• [PROBLEM] Search the records for "this" and copy each line that holds it.

• [ENTRIES SUPPLIED]

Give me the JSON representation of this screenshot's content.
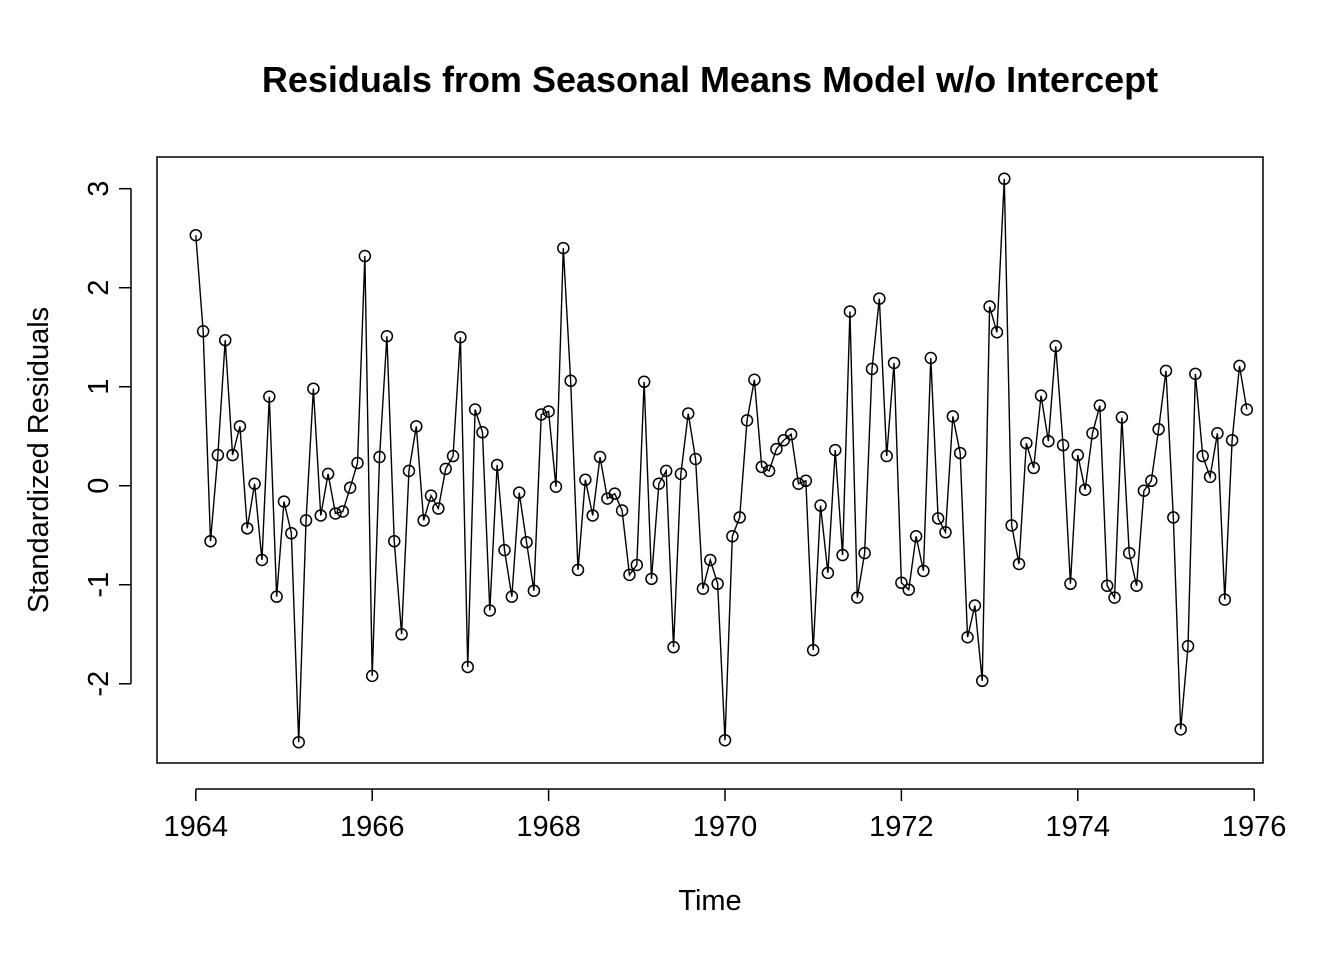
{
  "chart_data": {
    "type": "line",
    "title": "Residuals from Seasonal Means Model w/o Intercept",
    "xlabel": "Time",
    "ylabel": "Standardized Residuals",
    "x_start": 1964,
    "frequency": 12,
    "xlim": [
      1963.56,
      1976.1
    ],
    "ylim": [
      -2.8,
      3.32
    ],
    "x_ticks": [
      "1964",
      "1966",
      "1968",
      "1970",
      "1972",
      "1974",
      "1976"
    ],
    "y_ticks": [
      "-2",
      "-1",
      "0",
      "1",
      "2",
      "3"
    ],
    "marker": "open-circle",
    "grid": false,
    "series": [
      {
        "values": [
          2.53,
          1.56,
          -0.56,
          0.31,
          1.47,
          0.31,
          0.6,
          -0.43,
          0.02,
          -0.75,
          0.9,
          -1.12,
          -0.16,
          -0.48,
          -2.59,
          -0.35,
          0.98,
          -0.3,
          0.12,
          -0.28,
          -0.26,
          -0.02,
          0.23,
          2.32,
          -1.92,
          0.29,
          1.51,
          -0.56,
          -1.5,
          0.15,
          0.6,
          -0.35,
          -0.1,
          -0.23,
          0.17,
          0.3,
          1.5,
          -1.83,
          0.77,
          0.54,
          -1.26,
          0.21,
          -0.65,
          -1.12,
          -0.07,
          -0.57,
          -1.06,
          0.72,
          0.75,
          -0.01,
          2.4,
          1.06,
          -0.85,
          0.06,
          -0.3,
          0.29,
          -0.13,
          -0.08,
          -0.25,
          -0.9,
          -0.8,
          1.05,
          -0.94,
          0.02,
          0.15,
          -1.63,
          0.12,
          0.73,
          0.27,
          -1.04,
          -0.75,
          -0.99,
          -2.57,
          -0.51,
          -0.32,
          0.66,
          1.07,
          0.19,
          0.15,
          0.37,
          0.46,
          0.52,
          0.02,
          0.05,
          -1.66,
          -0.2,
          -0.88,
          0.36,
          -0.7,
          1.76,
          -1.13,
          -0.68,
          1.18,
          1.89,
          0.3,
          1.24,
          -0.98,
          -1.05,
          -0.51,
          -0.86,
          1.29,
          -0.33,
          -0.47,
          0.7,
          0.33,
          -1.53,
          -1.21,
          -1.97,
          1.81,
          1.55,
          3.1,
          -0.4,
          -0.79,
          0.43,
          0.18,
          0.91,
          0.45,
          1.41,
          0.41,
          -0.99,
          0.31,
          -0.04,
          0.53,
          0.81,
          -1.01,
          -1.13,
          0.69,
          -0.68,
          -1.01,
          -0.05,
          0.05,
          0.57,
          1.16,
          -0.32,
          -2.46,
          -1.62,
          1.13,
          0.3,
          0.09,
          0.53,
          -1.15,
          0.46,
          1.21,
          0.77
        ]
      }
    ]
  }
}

==

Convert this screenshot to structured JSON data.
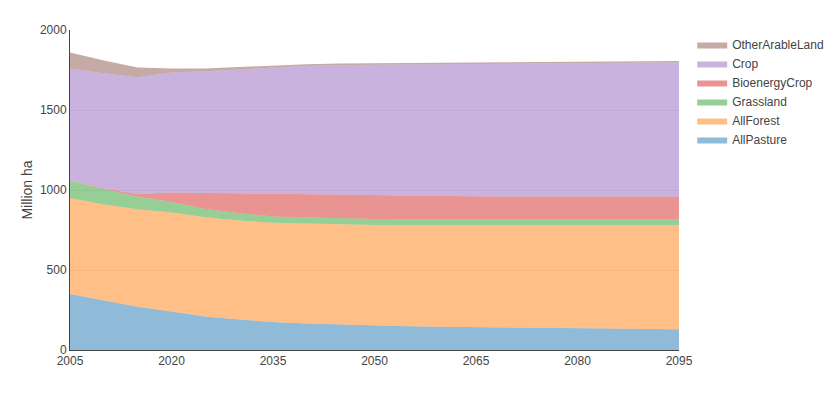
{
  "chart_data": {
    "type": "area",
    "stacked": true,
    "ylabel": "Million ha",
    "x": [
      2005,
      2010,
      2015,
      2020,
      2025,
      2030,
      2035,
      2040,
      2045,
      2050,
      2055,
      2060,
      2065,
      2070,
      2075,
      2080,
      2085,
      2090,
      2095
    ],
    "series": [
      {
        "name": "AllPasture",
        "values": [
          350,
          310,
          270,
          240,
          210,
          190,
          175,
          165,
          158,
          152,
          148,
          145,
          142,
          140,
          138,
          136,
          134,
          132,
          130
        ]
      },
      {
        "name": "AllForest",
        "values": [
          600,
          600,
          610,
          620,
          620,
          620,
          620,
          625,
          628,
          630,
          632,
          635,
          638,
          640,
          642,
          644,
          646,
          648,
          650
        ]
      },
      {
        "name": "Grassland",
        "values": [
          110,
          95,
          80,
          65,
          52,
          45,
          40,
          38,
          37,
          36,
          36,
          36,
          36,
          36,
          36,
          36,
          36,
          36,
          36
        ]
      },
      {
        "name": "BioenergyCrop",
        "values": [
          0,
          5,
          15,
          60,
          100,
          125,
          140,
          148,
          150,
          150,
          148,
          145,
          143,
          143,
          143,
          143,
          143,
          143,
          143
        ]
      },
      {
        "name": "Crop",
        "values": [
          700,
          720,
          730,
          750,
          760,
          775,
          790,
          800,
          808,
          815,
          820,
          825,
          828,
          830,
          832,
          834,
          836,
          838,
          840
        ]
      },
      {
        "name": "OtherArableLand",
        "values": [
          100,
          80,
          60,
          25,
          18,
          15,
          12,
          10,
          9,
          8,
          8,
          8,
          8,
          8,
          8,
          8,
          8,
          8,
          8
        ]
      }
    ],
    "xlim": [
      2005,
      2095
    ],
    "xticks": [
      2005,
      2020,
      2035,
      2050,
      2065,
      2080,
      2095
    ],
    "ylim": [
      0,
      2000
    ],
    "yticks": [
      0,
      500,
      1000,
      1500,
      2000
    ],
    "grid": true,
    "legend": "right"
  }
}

• [THE RESPONSE]
Give me the JSON representation of this screenshot's content.
Convert this screenshot to structured JSON data.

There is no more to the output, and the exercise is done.